Recorded data
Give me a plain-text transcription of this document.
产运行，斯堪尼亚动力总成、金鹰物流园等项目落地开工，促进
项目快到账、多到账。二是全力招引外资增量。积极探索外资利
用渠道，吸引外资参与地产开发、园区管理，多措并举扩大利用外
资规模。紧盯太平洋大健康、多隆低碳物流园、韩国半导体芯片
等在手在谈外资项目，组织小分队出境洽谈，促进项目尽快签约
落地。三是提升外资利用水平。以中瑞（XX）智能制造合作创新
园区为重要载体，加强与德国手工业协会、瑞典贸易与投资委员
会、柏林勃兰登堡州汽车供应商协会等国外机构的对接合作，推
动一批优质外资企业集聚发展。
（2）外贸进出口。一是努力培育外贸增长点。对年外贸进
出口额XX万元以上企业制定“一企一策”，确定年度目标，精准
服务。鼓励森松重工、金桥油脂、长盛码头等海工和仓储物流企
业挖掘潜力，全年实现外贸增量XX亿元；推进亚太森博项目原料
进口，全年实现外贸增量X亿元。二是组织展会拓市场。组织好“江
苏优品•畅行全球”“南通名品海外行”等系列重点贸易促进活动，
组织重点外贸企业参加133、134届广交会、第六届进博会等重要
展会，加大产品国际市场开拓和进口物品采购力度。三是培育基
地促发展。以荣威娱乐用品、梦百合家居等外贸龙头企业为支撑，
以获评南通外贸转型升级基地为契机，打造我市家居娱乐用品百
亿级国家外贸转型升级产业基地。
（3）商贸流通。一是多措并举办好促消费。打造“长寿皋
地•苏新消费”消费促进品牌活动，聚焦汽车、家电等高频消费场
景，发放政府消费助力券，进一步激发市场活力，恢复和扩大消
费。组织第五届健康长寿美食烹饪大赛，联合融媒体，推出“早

- Aim -
All of the data must be returned exactly.

- Exercise response -
Give me a plain-text transcription of this document.
产运行，斯堪尼亚动力总成、金鹰物流园等项目落地开工，促进
项目快到账、多到账。二是全力招引外资增量。积极探索外资利
用渠道，吸引外资参与地产开发、园区管理，多措并举扩大利用外
资规模。紧盯太平洋大健康、多隆低碳物流园、韩国半导体芯片
等在手在谈外资项目，组织小分队出境洽谈，促进项目尽快签约
落地。三是提升外资利用水平。以中瑞（XX）智能制造合作创新
园区为重要载体，加强与德国手工业协会、瑞典贸易与投资委员
会、柏林勃兰登堡州汽车供应商协会等国外机构的对接合作，推
动一批优质外资企业集聚发展。
（2）外贸进出口。一是努力培育外贸增长点。对年外贸进
出口额XX万元以上企业制定“一企一策”，确定年度目标，精准
服务。鼓励森松重工、金桥油脂、长盛码头等海工和仓储物流企
业挖掘潜力，全年实现外贸增量XX亿元；推进亚太森博项目原料
进口，全年实现外贸增量X亿元。二是组织展会拓市场。组织好“江
苏优品•畅行全球”“南通名品海外行”等系列重点贸易促进活动，
组织重点外贸企业参加133、134届广交会、第六届进博会等重要
展会，加大产品国际市场开拓和进口物品采购力度。三是培育基
地促发展。以荣威娱乐用品、梦百合家居等外贸龙头企业为支撑，
以获评南通外贸转型升级基地为契机，打造我市家居娱乐用品百
亿级国家外贸转型升级产业基地。
（3）商贸流通。一是多措并举办好促消费。打造“长寿皋
地•苏新消费”消费促进品牌活动，聚焦汽车、家电等高频消费场
景，发放政府消费助力券，进一步激发市场活力，恢复和扩大消
费。组织第五届健康长寿美食烹饪大赛，联合融媒体，推出“早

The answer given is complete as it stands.